Records from a data collection
-----

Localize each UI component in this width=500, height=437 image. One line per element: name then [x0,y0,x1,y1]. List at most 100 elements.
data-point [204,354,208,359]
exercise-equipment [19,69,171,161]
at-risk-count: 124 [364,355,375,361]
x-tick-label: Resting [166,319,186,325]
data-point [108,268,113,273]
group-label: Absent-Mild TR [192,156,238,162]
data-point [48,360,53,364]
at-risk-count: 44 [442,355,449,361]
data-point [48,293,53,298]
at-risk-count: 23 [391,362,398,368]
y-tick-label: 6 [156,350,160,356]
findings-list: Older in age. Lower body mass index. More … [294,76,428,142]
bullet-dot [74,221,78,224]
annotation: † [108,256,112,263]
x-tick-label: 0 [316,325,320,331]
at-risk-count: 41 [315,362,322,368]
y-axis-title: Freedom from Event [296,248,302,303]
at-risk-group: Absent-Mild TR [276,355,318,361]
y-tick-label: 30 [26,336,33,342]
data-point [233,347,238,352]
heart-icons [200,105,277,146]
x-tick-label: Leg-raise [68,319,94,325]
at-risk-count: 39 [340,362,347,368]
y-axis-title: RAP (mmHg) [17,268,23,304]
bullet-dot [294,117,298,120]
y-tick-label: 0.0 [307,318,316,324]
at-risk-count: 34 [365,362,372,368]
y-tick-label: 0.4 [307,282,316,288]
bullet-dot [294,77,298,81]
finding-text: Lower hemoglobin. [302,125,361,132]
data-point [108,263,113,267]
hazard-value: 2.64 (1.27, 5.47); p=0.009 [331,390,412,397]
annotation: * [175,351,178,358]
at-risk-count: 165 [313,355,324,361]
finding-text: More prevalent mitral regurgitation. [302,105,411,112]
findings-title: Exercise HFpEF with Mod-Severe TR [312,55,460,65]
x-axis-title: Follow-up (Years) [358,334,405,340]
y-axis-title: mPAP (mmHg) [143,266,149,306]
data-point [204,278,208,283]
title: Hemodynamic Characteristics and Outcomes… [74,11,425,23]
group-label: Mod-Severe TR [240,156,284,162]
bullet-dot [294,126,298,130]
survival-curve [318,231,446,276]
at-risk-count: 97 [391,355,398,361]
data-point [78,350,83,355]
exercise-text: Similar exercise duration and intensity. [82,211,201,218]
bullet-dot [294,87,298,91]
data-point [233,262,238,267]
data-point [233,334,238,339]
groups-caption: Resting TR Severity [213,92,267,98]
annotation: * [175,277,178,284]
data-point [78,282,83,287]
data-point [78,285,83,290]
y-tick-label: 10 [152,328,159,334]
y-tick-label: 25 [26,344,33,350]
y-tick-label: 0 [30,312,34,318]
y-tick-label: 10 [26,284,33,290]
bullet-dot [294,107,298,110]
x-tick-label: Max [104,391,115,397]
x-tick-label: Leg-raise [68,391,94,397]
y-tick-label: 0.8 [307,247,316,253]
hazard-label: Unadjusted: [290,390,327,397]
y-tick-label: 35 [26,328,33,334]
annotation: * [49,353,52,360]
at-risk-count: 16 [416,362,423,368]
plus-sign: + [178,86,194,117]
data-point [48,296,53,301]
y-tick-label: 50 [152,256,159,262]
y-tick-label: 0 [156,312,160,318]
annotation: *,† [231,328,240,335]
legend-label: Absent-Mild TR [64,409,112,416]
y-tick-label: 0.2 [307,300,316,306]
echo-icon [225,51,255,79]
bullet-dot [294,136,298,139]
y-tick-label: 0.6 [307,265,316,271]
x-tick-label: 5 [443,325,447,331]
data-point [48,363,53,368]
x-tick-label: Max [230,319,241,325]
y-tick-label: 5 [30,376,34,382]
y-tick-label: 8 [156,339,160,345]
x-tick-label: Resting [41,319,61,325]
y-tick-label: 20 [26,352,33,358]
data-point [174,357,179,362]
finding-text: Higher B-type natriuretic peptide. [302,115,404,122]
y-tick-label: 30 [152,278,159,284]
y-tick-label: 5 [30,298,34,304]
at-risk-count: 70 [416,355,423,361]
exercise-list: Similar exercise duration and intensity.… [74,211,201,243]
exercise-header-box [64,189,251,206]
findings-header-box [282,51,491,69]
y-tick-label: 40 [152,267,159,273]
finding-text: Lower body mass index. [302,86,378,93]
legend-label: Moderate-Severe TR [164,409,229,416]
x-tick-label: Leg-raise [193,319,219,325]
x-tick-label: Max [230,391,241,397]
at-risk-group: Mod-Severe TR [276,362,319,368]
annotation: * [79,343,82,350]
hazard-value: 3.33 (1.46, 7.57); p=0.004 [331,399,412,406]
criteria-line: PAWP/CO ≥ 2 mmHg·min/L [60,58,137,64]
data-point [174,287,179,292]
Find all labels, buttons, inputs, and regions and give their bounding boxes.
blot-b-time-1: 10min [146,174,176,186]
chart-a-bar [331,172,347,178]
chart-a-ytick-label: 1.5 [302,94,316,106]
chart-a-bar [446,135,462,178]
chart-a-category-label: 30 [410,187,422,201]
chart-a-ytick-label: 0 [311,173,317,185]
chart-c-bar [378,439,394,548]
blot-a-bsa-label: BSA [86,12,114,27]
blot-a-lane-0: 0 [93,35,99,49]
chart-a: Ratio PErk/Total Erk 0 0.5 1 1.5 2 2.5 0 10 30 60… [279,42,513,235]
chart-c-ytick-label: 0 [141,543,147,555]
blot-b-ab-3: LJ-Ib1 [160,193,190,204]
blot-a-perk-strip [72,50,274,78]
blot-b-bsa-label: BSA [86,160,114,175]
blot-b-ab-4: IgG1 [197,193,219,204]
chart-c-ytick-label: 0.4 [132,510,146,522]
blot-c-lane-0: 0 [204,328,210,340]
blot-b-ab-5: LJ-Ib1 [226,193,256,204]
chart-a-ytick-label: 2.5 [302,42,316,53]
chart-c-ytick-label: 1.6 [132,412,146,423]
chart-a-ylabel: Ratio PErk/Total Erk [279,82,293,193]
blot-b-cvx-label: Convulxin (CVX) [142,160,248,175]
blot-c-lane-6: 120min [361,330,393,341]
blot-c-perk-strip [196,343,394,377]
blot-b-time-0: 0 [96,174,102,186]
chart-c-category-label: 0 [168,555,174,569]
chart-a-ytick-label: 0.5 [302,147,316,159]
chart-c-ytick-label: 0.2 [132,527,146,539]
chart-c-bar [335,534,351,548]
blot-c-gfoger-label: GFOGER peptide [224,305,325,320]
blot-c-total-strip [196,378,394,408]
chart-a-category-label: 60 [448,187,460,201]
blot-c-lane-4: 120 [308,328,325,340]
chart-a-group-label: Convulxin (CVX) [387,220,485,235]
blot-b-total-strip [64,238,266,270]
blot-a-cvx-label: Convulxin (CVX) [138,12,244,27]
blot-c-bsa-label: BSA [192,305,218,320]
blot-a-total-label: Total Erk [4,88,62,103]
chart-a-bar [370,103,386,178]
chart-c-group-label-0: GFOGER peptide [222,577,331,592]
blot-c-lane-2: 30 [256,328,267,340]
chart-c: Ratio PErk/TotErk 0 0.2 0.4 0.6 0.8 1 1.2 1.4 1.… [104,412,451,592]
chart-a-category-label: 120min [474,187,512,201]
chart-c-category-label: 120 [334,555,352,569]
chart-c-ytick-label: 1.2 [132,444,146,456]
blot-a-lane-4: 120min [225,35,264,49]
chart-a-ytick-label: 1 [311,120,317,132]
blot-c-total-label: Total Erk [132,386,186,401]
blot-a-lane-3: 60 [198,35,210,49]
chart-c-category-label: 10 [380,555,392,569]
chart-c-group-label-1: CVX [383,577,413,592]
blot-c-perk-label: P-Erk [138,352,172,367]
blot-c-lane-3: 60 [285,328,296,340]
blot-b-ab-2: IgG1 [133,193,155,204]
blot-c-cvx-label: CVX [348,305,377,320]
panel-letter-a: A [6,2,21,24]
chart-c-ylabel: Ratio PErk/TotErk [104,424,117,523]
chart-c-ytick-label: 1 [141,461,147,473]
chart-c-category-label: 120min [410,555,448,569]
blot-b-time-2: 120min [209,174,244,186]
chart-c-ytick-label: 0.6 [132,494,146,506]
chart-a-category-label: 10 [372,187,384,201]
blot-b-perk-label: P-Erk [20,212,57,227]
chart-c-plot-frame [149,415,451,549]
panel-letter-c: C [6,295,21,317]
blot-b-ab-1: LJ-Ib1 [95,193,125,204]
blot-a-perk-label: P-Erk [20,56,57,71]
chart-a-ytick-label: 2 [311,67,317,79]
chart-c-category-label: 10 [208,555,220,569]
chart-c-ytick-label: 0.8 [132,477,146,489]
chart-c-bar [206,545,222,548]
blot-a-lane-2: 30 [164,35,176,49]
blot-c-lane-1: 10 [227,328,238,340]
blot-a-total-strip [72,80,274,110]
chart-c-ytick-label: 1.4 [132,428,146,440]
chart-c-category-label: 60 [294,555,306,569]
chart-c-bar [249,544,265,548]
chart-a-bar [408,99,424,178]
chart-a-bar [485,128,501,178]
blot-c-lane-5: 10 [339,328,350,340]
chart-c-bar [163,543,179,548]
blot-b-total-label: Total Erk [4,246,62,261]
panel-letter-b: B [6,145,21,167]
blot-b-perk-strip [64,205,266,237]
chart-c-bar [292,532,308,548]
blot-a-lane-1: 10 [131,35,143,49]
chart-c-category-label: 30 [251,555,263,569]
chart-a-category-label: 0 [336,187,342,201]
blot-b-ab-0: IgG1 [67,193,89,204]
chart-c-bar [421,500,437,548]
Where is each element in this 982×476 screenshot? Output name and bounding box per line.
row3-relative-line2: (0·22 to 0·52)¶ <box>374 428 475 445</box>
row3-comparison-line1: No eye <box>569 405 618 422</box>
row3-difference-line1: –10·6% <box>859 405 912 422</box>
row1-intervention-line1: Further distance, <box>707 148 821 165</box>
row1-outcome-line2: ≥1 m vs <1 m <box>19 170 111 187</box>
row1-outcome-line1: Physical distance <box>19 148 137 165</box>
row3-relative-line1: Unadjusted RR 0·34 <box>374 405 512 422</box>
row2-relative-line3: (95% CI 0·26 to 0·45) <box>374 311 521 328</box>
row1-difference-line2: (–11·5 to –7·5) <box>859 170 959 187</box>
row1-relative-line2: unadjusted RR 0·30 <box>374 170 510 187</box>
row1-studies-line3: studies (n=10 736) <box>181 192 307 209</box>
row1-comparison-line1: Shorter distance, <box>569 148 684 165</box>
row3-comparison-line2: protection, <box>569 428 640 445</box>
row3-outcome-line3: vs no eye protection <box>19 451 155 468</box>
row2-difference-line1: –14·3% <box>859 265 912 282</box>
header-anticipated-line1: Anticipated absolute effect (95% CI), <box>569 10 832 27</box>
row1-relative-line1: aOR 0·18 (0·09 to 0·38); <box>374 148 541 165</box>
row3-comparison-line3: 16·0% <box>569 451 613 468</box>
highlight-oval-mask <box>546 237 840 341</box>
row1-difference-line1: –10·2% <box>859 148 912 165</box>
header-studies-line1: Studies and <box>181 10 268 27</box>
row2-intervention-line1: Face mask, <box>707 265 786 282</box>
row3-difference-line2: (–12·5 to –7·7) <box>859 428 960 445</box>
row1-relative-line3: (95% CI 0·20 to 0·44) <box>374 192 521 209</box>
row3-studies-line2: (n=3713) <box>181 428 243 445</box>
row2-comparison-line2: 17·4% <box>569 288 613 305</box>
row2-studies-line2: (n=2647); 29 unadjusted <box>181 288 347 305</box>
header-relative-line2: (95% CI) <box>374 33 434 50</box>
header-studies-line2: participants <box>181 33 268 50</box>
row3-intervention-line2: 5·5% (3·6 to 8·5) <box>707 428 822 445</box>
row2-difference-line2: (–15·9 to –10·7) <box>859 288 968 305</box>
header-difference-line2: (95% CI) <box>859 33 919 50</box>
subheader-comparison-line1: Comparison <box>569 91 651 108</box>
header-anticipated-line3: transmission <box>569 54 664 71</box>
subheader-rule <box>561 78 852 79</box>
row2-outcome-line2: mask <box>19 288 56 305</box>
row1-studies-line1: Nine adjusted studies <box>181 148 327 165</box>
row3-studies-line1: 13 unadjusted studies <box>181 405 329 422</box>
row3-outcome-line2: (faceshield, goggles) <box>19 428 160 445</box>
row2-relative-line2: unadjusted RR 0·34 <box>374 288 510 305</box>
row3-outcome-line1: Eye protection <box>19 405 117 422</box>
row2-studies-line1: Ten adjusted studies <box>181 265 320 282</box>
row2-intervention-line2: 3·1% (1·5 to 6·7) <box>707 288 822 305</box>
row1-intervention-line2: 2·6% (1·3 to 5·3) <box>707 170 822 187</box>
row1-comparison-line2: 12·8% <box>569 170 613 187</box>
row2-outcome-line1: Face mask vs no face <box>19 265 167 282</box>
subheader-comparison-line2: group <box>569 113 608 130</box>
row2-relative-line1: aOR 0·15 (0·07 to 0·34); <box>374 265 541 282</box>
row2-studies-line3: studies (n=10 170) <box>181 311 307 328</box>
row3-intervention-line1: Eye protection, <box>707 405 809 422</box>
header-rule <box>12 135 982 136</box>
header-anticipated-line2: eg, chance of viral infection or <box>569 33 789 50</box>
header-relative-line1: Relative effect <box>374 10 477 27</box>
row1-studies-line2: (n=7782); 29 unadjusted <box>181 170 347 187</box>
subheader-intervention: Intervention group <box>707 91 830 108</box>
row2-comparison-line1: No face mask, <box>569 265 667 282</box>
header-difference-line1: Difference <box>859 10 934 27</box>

-----

YOUR INSTRUCTIONS:
Wherever the string "peptide" appears in the entries above, return the line it appears on.

RESPONSE BOX:
finding-text: Higher B-type natriuretic peptide. [302,115,404,122]
blot-c-gfoger-label: GFOGER peptide [224,305,325,320]
chart-c-group-label-0: GFOGER peptide [222,577,331,592]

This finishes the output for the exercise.